⟨
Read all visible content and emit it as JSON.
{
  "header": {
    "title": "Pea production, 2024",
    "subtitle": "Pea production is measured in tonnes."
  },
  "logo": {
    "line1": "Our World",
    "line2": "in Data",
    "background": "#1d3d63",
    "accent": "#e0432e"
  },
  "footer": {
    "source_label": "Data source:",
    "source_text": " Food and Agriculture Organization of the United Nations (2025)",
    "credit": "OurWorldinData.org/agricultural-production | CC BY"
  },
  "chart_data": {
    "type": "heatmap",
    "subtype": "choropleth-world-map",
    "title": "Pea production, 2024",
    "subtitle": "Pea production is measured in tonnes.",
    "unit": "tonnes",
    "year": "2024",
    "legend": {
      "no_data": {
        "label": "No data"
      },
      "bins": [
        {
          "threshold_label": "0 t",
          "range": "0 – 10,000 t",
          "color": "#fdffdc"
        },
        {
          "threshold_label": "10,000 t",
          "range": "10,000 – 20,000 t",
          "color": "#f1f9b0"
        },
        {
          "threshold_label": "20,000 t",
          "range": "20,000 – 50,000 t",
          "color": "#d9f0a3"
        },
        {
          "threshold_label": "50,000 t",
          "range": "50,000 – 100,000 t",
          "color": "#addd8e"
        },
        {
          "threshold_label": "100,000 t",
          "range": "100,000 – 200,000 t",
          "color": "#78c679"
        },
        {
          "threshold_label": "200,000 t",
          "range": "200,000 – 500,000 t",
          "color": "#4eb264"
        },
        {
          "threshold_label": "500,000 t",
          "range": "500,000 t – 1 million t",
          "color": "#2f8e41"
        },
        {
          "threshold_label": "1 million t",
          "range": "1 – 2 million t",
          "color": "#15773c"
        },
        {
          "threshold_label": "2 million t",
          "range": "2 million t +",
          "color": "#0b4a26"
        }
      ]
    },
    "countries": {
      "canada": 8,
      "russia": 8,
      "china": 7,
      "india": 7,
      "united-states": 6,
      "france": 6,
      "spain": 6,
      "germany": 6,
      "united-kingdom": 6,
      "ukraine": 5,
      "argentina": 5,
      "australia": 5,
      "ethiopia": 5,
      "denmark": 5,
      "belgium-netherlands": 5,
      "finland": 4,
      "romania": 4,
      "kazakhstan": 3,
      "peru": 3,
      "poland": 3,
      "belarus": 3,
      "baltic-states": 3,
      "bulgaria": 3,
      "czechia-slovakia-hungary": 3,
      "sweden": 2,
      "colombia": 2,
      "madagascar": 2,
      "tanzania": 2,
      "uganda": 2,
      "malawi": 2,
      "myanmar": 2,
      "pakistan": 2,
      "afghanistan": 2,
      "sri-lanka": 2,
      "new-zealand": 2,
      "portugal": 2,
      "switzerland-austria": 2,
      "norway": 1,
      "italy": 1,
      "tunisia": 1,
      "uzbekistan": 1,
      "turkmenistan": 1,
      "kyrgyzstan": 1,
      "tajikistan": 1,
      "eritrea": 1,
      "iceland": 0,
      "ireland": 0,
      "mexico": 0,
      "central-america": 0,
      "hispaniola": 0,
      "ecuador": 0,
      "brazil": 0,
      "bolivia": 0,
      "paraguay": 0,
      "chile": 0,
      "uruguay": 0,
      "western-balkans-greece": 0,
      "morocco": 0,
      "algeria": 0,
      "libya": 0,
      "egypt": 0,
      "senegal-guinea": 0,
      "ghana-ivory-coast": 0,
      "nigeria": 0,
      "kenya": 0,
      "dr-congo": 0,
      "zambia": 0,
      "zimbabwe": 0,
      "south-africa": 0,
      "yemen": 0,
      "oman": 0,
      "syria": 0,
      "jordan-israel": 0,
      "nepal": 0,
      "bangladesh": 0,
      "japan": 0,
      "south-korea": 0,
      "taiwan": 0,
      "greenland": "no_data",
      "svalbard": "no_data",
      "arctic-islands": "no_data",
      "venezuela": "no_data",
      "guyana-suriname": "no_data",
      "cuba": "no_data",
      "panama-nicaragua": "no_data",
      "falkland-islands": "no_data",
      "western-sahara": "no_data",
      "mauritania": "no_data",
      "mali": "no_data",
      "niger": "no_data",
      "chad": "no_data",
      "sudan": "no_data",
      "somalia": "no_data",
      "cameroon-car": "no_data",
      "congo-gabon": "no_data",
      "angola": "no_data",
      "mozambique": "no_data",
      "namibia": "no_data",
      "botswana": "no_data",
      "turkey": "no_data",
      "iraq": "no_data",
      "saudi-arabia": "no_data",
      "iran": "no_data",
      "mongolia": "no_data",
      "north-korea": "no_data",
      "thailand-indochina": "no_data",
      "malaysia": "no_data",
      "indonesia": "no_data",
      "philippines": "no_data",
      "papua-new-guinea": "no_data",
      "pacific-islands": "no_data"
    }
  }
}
⟩
» EXERCISE DESCRIPTION
Send back every record, precisely as written.

» WRITTEN ANSWER
Read all visible content and emit it as JSON.
{
  "header": {
    "title": "Pea production, 2024",
    "subtitle": "Pea production is measured in tonnes."
  },
  "logo": {
    "line1": "Our World",
    "line2": "in Data",
    "background": "#1d3d63",
    "accent": "#e0432e"
  },
  "footer": {
    "source_label": "Data source:",
    "source_text": " Food and Agriculture Organization of the United Nations (2025)",
    "credit": "OurWorldinData.org/agricultural-production | CC BY"
  },
  "chart_data": {
    "type": "heatmap",
    "subtype": "choropleth-world-map",
    "title": "Pea production, 2024",
    "subtitle": "Pea production is measured in tonnes.",
    "unit": "tonnes",
    "year": "2024",
    "legend": {
      "no_data": {
        "label": "No data"
      },
      "bins": [
        {
          "threshold_label": "0 t",
          "range": "0 – 10,000 t",
          "color": "#fdffdc"
        },
        {
          "threshold_label": "10,000 t",
          "range": "10,000 – 20,000 t",
          "color": "#f1f9b0"
        },
        {
          "threshold_label": "20,000 t",
          "range": "20,000 – 50,000 t",
          "color": "#d9f0a3"
        },
        {
          "threshold_label": "50,000 t",
          "range": "50,000 – 100,000 t",
          "color": "#addd8e"
        },
        {
          "threshold_label": "100,000 t",
          "range": "100,000 – 200,000 t",
          "color": "#78c679"
        },
        {
          "threshold_label": "200,000 t",
          "range": "200,000 – 500,000 t",
          "color": "#4eb264"
        },
        {
          "threshold_label": "500,000 t",
          "range": "500,000 t – 1 million t",
          "color": "#2f8e41"
        },
        {
          "threshold_label": "1 million t",
          "range": "1 – 2 million t",
          "color": "#15773c"
        },
        {
          "threshold_label": "2 million t",
          "range": "2 million t +",
          "color": "#0b4a26"
        }
      ]
    },
    "countries": {
      "canada": 8,
      "russia": 8,
      "china": 7,
      "india": 7,
      "united-states": 6,
      "france": 6,
      "spain": 6,
      "germany": 6,
      "united-kingdom": 6,
      "ukraine": 5,
      "argentina": 5,
      "australia": 5,
      "ethiopia": 5,
      "denmark": 5,
      "belgium-netherlands": 5,
      "finland": 4,
      "romania": 4,
      "kazakhstan": 3,
      "peru": 3,
      "poland": 3,
      "belarus": 3,
      "baltic-states": 3,
      "bulgaria": 3,
      "czechia-slovakia-hungary": 3,
      "sweden": 2,
      "colombia": 2,
      "madagascar": 2,
      "tanzania": 2,
      "uganda": 2,
      "malawi": 2,
      "myanmar": 2,
      "pakistan": 2,
      "afghanistan": 2,
      "sri-lanka": 2,
      "new-zealand": 2,
      "portugal": 2,
      "switzerland-austria": 2,
      "norway": 1,
      "italy": 1,
      "tunisia": 1,
      "uzbekistan": 1,
      "turkmenistan": 1,
      "kyrgyzstan": 1,
      "tajikistan": 1,
      "eritrea": 1,
      "iceland": 0,
      "ireland": 0,
      "mexico": 0,
      "central-america": 0,
      "hispaniola": 0,
      "ecuador": 0,
      "brazil": 0,
      "bolivia": 0,
      "paraguay": 0,
      "chile": 0,
      "uruguay": 0,
      "western-balkans-greece": 0,
      "morocco": 0,
      "algeria": 0,
      "libya": 0,
      "egypt": 0,
      "senegal-guinea": 0,
      "ghana-ivory-coast": 0,
      "nigeria": 0,
      "kenya": 0,
      "dr-congo": 0,
      "zambia": 0,
      "zimbabwe": 0,
      "south-africa": 0,
      "yemen": 0,
      "oman": 0,
      "syria": 0,
      "jordan-israel": 0,
      "nepal": 0,
      "bangladesh": 0,
      "japan": 0,
      "south-korea": 0,
      "taiwan": 0,
      "greenland": "no_data",
      "svalbard": "no_data",
      "arctic-islands": "no_data",
      "venezuela": "no_data",
      "guyana-suriname": "no_data",
      "cuba": "no_data",
      "panama-nicaragua": "no_data",
      "falkland-islands": "no_data",
      "western-sahara": "no_data",
      "mauritania": "no_data",
      "mali": "no_data",
      "niger": "no_data",
      "chad": "no_data",
      "sudan": "no_data",
      "somalia": "no_data",
      "cameroon-car": "no_data",
      "congo-gabon": "no_data",
      "angola": "no_data",
      "mozambique": "no_data",
      "namibia": "no_data",
      "botswana": "no_data",
      "turkey": "no_data",
      "iraq": "no_data",
      "saudi-arabia": "no_data",
      "iran": "no_data",
      "mongolia": "no_data",
      "north-korea": "no_data",
      "thailand-indochina": "no_data",
      "malaysia": "no_data",
      "indonesia": "no_data",
      "philippines": "no_data",
      "papua-new-guinea": "no_data",
      "pacific-islands": "no_data"
    }
  }
}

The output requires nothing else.